● **Exercise brief**:
Reproduce every line of the following data character for character, without changing anything.

● **Source material**:
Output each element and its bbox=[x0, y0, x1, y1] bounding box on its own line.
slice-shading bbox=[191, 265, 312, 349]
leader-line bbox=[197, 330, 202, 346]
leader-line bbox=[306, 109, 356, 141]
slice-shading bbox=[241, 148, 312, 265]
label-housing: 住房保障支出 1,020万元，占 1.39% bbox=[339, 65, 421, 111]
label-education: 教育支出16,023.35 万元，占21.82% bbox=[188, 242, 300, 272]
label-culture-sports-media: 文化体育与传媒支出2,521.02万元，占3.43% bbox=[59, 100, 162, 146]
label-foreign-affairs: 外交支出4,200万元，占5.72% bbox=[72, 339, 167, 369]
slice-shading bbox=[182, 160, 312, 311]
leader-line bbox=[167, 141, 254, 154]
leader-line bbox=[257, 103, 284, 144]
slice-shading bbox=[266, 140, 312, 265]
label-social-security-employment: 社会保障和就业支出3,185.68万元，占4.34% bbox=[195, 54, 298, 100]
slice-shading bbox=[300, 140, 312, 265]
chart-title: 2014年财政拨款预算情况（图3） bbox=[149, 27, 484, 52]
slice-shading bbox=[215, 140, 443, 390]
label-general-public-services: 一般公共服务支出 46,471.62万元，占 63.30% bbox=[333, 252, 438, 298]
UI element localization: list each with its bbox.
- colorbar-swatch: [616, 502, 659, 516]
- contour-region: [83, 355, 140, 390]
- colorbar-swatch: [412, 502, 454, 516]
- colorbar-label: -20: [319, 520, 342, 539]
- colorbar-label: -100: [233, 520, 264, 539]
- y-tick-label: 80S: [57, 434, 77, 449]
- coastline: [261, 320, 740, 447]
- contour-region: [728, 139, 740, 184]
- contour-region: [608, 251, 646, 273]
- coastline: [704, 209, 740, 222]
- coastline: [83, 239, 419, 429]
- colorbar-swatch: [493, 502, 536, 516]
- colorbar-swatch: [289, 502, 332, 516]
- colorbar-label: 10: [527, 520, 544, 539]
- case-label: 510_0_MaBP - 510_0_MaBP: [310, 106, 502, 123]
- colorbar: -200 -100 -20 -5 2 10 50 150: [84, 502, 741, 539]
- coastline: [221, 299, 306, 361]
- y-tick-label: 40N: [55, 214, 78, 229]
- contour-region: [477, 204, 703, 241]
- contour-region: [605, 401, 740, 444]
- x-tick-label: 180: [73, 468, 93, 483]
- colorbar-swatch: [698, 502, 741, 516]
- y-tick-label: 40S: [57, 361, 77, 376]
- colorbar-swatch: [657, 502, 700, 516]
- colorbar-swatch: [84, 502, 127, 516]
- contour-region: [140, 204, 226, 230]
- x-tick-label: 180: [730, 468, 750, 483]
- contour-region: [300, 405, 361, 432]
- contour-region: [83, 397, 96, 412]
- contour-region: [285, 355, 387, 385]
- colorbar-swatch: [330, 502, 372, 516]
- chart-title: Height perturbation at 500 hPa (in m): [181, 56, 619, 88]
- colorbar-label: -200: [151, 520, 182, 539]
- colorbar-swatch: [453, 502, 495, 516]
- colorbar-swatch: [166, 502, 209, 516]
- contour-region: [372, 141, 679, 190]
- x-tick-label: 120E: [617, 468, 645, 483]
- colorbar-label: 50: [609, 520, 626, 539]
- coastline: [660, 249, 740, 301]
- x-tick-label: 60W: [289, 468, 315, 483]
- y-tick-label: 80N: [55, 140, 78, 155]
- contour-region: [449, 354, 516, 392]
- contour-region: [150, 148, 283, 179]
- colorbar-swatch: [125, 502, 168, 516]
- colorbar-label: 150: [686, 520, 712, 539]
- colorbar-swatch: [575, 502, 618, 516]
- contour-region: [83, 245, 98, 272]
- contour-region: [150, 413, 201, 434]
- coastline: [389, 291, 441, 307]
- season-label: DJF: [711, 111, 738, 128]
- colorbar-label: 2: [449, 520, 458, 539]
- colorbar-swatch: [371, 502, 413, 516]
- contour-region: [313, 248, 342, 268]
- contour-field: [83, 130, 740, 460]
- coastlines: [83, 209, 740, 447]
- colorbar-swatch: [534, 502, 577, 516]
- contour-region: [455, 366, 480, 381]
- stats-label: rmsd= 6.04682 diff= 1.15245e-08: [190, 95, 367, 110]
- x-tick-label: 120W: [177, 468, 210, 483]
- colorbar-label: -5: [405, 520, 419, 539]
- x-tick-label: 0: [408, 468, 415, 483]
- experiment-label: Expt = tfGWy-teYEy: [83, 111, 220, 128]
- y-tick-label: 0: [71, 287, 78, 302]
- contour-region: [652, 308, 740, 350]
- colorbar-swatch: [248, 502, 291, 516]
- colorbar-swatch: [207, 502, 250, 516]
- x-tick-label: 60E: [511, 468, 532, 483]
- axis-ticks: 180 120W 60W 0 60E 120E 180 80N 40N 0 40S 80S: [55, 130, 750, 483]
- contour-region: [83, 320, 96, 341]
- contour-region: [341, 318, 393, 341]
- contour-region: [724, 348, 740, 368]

● **Written solution**:
Output each element and its bbox=[x0, y0, x1, y1] bounding box on its own line.
slice-shading bbox=[191, 265, 312, 349]
leader-line bbox=[197, 330, 202, 346]
leader-line bbox=[306, 109, 356, 141]
slice-shading bbox=[241, 148, 312, 265]
label-housing: 住房保障支出 1,020万元，占 1.39% bbox=[339, 65, 421, 111]
label-education: 教育支出16,023.35 万元，占21.82% bbox=[188, 242, 300, 272]
label-culture-sports-media: 文化体育与传媒支出2,521.02万元，占3.43% bbox=[59, 100, 162, 146]
label-foreign-affairs: 外交支出4,200万元，占5.72% bbox=[72, 339, 167, 369]
slice-shading bbox=[182, 160, 312, 311]
leader-line bbox=[167, 141, 254, 154]
leader-line bbox=[257, 103, 284, 144]
slice-shading bbox=[266, 140, 312, 265]
label-social-security-employment: 社会保障和就业支出3,185.68万元，占4.34% bbox=[195, 54, 298, 100]
slice-shading bbox=[300, 140, 312, 265]
chart-title: 2014年财政拨款预算情况（图3） bbox=[149, 27, 484, 52]
slice-shading bbox=[215, 140, 443, 390]
label-general-public-services: 一般公共服务支出 46,471.62万元，占 63.30% bbox=[333, 252, 438, 298]
UI element localization: list each with its bbox.
- colorbar-swatch: [616, 502, 659, 516]
- contour-region: [83, 355, 140, 390]
- colorbar-swatch: [412, 502, 454, 516]
- colorbar-label: -20: [319, 520, 342, 539]
- colorbar-label: -100: [233, 520, 264, 539]
- y-tick-label: 80S: [57, 434, 77, 449]
- coastline: [261, 320, 740, 447]
- contour-region: [728, 139, 740, 184]
- contour-region: [608, 251, 646, 273]
- coastline: [704, 209, 740, 222]
- coastline: [83, 239, 419, 429]
- colorbar-swatch: [493, 502, 536, 516]
- colorbar-swatch: [289, 502, 332, 516]
- colorbar-label: 10: [527, 520, 544, 539]
- case-label: 510_0_MaBP - 510_0_MaBP: [310, 106, 502, 123]
- colorbar: -200 -100 -20 -5 2 10 50 150: [84, 502, 741, 539]
- coastline: [221, 299, 306, 361]
- y-tick-label: 40N: [55, 214, 78, 229]
- contour-region: [477, 204, 703, 241]
- contour-region: [605, 401, 740, 444]
- x-tick-label: 180: [73, 468, 93, 483]
- colorbar-swatch: [698, 502, 741, 516]
- y-tick-label: 40S: [57, 361, 77, 376]
- colorbar-swatch: [657, 502, 700, 516]
- colorbar-swatch: [84, 502, 127, 516]
- contour-region: [140, 204, 226, 230]
- x-tick-label: 180: [730, 468, 750, 483]
- contour-region: [300, 405, 361, 432]
- contour-region: [83, 397, 96, 412]
- contour-region: [285, 355, 387, 385]
- colorbar-swatch: [330, 502, 372, 516]
- chart-title: Height perturbation at 500 hPa (in m): [181, 56, 619, 88]
- colorbar-label: -200: [151, 520, 182, 539]
- colorbar-swatch: [453, 502, 495, 516]
- colorbar-swatch: [166, 502, 209, 516]
- contour-region: [372, 141, 679, 190]
- x-tick-label: 120E: [617, 468, 645, 483]
- colorbar-label: 50: [609, 520, 626, 539]
- coastline: [660, 249, 740, 301]
- x-tick-label: 60W: [289, 468, 315, 483]
- y-tick-label: 80N: [55, 140, 78, 155]
- contour-region: [449, 354, 516, 392]
- contour-region: [150, 148, 283, 179]
- colorbar-swatch: [125, 502, 168, 516]
- colorbar-label: 150: [686, 520, 712, 539]
- colorbar-swatch: [575, 502, 618, 516]
- contour-region: [83, 245, 98, 272]
- contour-region: [150, 413, 201, 434]
- coastline: [389, 291, 441, 307]
- season-label: DJF: [711, 111, 738, 128]
- colorbar-label: 2: [449, 520, 458, 539]
- colorbar-swatch: [371, 502, 413, 516]
- contour-region: [313, 248, 342, 268]
- contour-field: [83, 130, 740, 460]
- coastlines: [83, 209, 740, 447]
- colorbar-swatch: [534, 502, 577, 516]
- contour-region: [455, 366, 480, 381]
- stats-label: rmsd= 6.04682 diff= 1.15245e-08: [190, 95, 367, 110]
- x-tick-label: 120W: [177, 468, 210, 483]
- colorbar-label: -5: [405, 520, 419, 539]
- x-tick-label: 0: [408, 468, 415, 483]
- experiment-label: Expt = tfGWy-teYEy: [83, 111, 220, 128]
- y-tick-label: 0: [71, 287, 78, 302]
- contour-region: [652, 308, 740, 350]
- colorbar-swatch: [248, 502, 291, 516]
- colorbar-swatch: [207, 502, 250, 516]
- x-tick-label: 60E: [511, 468, 532, 483]
- axis-ticks: 180 120W 60W 0 60E 120E 180 80N 40N 0 40S 80S: [55, 130, 750, 483]
- contour-region: [83, 320, 96, 341]
- contour-region: [341, 318, 393, 341]
- contour-region: [724, 348, 740, 368]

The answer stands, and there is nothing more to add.